##### Given records #####
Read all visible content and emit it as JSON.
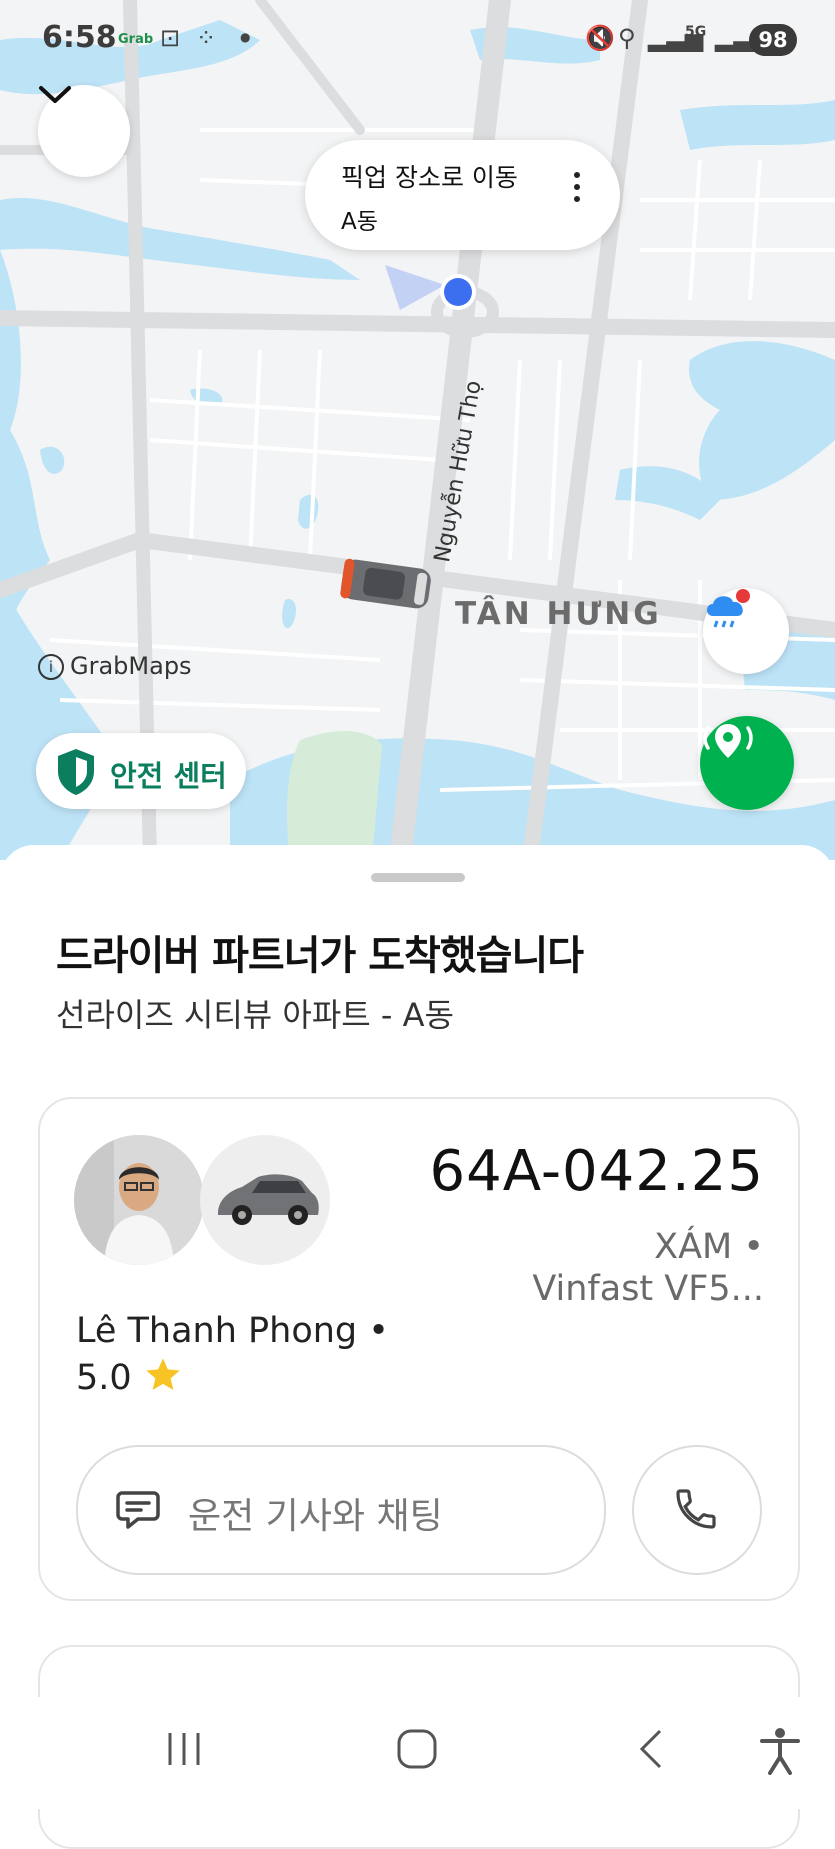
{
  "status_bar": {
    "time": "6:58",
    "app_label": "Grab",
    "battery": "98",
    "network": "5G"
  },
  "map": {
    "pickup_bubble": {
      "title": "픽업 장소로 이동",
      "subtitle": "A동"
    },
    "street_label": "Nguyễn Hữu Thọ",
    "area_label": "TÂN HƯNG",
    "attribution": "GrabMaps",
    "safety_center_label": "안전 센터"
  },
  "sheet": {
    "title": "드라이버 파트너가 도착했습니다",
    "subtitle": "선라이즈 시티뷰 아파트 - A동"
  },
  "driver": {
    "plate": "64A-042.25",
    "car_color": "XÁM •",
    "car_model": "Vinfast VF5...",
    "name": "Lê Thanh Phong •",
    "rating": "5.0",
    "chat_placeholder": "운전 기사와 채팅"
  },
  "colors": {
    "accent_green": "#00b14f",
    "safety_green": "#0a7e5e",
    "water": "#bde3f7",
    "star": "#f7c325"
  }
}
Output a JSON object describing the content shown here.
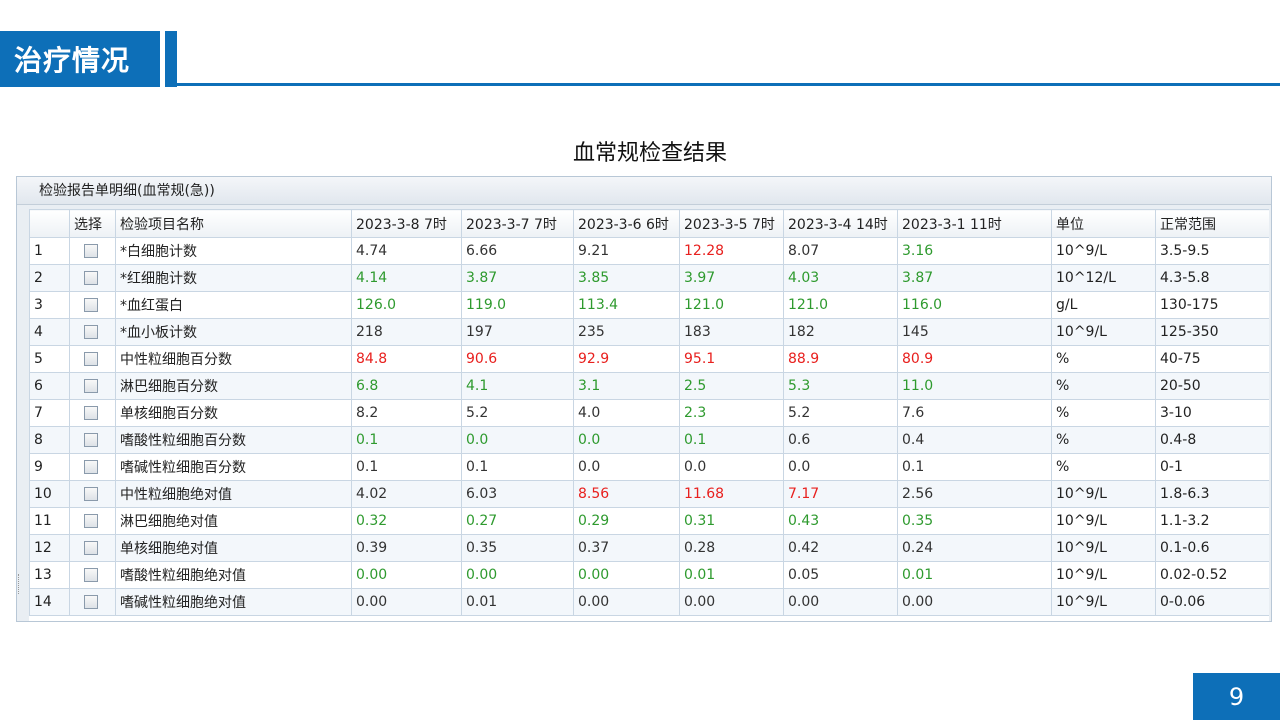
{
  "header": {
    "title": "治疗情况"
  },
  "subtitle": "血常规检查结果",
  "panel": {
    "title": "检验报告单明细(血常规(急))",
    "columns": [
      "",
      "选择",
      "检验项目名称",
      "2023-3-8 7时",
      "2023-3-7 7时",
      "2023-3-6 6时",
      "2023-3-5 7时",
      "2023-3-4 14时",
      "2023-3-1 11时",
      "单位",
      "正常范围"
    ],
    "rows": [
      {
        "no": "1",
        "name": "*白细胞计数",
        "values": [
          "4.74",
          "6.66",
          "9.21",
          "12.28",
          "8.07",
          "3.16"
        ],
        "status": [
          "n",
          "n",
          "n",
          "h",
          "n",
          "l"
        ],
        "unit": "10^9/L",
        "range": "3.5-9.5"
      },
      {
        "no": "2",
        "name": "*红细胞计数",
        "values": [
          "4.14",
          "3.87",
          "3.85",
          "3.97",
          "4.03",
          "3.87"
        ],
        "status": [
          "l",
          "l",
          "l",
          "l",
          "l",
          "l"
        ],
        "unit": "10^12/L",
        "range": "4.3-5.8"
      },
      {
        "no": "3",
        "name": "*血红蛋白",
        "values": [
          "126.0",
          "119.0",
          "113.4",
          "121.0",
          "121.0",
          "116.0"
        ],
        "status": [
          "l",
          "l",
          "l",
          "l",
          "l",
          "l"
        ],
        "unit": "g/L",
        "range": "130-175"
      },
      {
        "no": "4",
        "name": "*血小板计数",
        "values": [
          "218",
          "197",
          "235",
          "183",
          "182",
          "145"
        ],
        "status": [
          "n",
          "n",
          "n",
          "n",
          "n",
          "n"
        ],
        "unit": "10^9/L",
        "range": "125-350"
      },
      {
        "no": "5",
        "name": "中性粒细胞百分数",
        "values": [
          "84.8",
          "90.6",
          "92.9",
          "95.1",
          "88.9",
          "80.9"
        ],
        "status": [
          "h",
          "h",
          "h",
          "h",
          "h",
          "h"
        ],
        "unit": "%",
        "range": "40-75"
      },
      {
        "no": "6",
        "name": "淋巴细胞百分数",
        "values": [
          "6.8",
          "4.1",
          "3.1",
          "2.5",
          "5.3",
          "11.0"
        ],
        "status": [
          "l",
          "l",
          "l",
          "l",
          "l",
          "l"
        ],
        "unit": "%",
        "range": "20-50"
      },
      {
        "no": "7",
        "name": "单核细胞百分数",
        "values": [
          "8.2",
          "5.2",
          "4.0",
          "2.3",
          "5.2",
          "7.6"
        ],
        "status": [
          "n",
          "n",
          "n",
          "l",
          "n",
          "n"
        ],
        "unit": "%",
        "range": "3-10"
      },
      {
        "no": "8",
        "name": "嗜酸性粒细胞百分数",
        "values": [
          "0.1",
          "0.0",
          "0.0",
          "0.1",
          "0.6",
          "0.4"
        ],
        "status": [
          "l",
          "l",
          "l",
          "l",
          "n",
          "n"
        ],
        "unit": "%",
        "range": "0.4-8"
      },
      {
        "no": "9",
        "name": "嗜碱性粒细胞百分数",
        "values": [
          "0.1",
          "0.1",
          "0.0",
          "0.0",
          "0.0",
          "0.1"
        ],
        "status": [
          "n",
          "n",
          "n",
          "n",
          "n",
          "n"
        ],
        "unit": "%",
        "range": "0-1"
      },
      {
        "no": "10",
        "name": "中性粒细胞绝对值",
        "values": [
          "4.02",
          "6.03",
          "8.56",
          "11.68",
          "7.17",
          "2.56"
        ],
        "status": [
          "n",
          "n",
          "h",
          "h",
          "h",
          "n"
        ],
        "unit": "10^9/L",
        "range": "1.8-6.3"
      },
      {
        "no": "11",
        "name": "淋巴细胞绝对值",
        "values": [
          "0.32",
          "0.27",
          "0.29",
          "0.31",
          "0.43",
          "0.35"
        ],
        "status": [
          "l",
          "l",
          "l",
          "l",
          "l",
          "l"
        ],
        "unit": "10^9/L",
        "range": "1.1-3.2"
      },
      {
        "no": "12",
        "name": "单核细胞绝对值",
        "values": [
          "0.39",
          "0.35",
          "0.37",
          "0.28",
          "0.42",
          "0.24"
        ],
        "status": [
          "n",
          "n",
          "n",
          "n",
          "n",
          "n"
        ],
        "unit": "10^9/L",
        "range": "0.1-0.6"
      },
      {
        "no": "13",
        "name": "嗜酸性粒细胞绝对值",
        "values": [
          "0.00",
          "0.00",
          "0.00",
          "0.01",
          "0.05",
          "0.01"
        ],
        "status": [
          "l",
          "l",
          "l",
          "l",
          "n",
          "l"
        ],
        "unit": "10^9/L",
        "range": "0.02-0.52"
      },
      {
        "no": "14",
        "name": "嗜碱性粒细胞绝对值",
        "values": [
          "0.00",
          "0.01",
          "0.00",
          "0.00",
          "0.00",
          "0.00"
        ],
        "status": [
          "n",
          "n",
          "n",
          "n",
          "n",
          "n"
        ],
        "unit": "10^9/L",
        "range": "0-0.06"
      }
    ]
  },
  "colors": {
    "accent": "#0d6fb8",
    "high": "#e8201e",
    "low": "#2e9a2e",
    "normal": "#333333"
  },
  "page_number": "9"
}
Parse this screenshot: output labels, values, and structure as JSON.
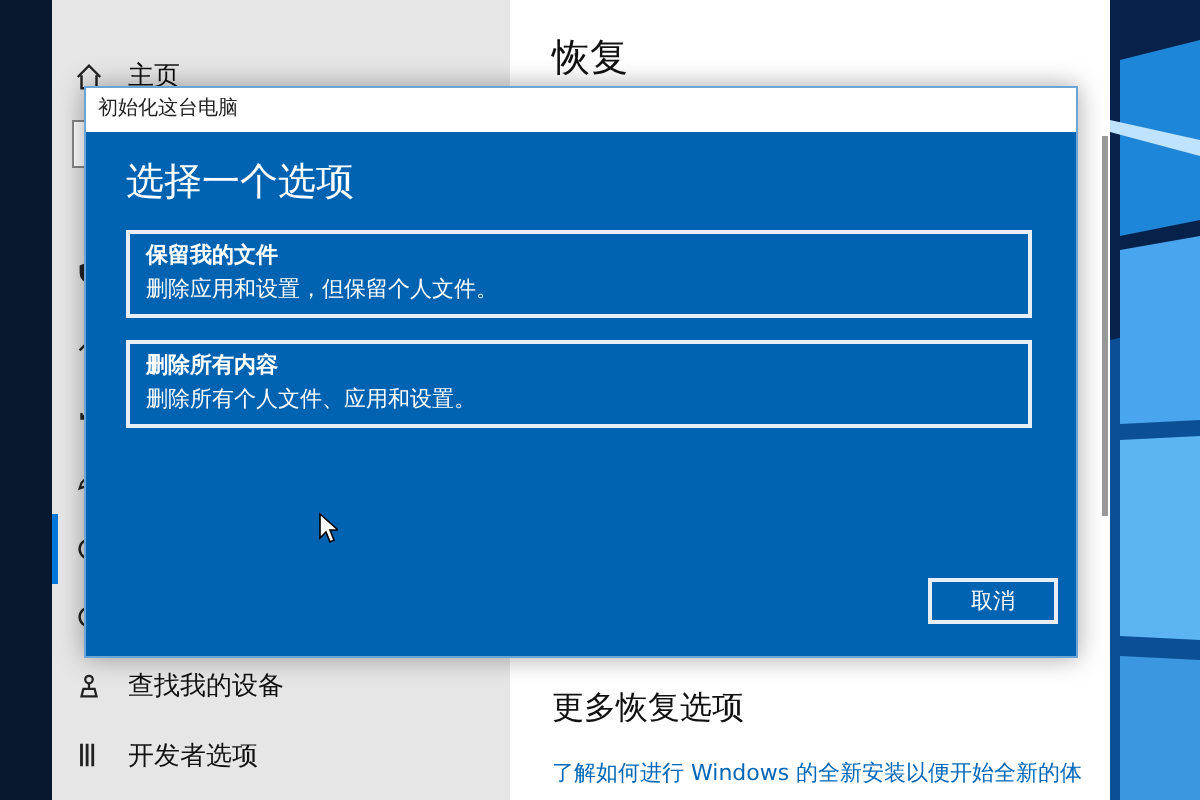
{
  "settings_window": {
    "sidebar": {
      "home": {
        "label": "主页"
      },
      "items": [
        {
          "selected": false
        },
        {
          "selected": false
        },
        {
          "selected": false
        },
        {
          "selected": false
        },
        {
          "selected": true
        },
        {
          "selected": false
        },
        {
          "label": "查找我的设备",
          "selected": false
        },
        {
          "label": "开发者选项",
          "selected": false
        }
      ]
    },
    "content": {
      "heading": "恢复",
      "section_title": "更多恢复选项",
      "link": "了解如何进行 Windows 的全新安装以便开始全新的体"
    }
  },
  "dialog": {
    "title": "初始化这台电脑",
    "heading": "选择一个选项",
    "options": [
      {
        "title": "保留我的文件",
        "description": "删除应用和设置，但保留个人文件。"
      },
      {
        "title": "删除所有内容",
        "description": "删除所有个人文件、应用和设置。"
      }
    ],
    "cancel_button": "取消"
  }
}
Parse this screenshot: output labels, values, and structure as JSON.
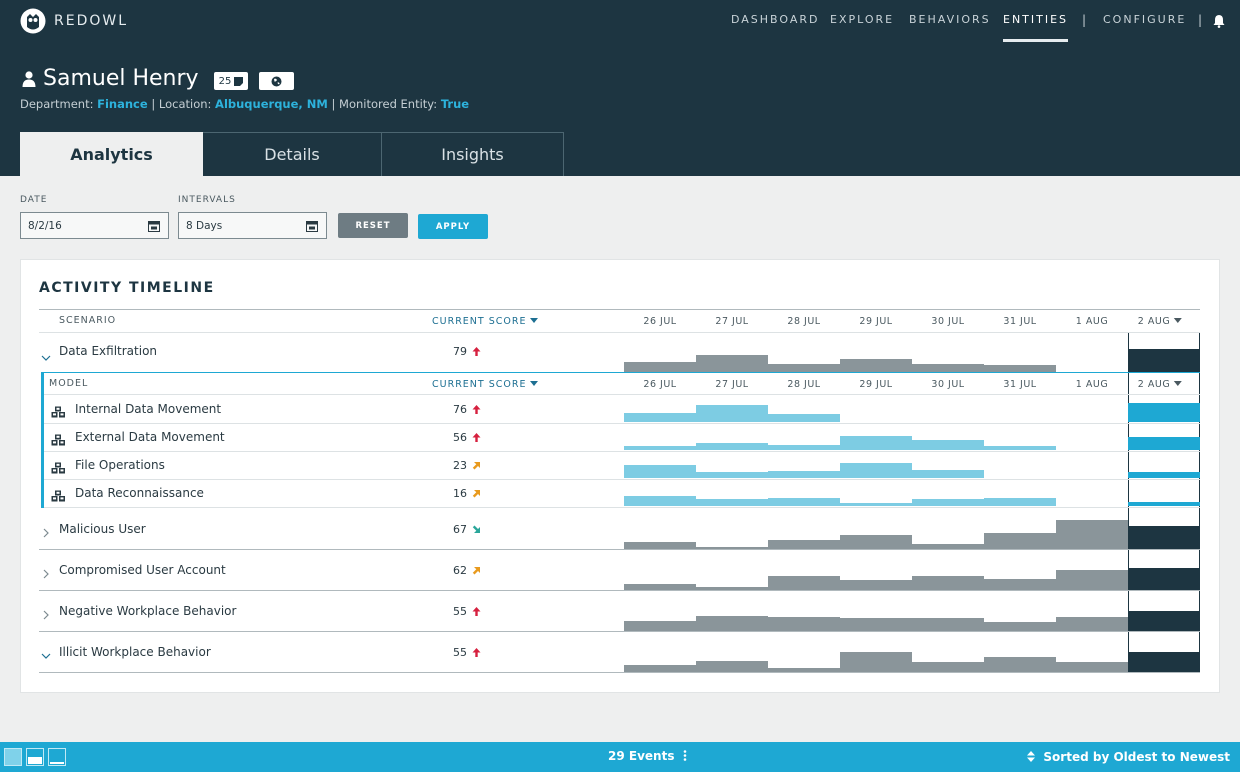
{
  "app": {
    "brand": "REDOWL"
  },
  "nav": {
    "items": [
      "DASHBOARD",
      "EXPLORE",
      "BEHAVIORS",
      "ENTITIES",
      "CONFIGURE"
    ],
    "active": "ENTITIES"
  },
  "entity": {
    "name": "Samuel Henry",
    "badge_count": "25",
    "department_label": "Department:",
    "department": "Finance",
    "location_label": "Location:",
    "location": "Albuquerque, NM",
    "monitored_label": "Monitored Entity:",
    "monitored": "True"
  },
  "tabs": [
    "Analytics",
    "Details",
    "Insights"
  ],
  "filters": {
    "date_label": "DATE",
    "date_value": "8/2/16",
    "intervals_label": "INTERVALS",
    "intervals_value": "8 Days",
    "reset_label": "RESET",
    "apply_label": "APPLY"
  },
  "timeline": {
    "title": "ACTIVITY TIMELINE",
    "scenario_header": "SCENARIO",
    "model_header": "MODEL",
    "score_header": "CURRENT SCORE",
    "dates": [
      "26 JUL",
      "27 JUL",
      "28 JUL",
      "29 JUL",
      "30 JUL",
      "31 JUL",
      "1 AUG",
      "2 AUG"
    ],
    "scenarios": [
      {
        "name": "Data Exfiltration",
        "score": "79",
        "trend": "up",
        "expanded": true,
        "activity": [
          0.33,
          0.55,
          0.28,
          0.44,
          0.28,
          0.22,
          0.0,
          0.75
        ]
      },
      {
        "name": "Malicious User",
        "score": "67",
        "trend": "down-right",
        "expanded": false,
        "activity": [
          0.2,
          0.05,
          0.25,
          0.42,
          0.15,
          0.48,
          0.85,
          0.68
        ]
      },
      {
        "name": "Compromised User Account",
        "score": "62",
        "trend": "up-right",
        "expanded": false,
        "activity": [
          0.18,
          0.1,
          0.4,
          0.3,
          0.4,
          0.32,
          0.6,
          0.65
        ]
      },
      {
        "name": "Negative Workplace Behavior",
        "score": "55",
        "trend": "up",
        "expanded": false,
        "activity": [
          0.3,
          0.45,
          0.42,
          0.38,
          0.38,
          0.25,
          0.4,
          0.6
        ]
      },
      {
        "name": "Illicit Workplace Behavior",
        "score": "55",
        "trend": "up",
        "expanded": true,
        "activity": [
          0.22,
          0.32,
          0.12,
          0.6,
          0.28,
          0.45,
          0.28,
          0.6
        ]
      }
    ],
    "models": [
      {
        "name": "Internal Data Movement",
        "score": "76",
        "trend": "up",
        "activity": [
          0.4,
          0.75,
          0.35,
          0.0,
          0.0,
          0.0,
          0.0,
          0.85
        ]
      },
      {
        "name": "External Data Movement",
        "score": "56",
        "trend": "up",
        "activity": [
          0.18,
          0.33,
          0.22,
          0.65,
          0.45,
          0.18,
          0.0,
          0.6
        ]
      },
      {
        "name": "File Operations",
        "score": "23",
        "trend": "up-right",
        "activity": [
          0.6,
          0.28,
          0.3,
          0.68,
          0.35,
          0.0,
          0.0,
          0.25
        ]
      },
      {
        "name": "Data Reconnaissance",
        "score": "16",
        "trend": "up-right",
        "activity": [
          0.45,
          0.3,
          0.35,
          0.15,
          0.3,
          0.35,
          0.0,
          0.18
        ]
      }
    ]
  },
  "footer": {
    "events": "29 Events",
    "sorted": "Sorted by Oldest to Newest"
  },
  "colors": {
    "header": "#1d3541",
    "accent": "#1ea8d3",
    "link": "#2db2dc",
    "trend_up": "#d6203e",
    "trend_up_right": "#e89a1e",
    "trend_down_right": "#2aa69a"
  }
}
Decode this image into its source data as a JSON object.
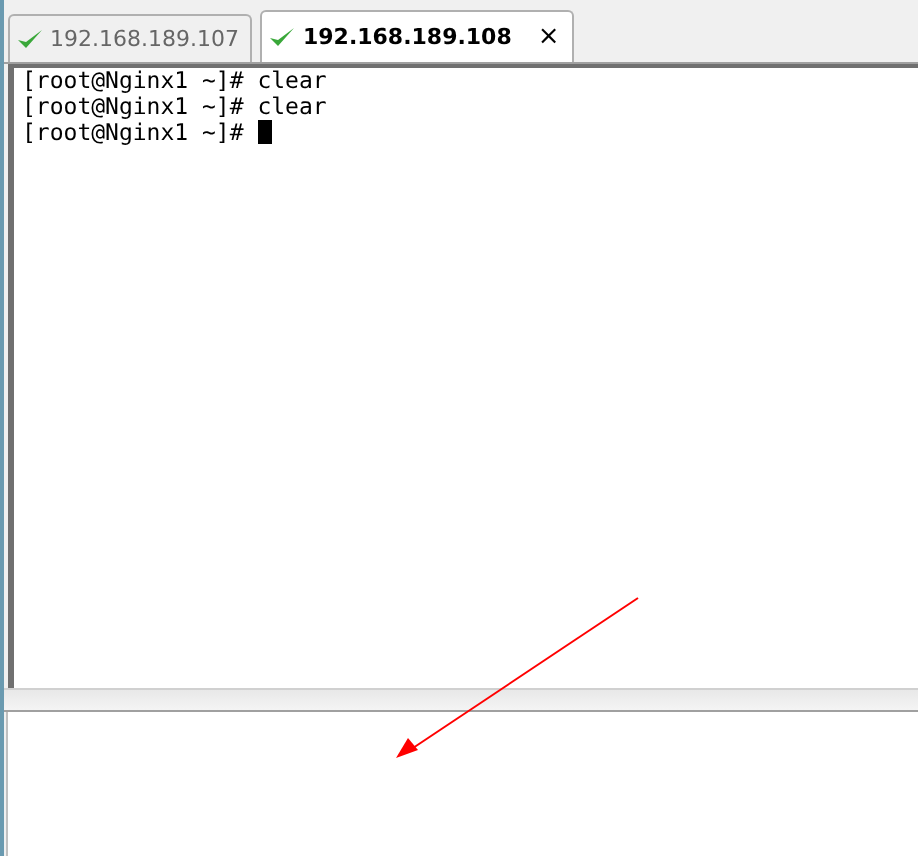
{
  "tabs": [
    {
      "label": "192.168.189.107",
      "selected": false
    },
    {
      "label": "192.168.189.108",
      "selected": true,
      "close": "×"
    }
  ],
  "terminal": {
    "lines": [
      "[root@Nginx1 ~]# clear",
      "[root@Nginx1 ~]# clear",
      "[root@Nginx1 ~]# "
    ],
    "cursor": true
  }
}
#####
● Stated task:
Exactly as written, set down the lines from the line holding "Decode this image" to the last line of the data, both ends included, pictures excluded.

● Reply to the task:
Decode this image into its source data as a JSON object.
{
  "tabs": [
    {
      "label": "192.168.189.107",
      "selected": false
    },
    {
      "label": "192.168.189.108",
      "selected": true,
      "close": "×"
    }
  ],
  "terminal": {
    "lines": [
      "[root@Nginx1 ~]# clear",
      "[root@Nginx1 ~]# clear",
      "[root@Nginx1 ~]# "
    ],
    "cursor": true
  }
}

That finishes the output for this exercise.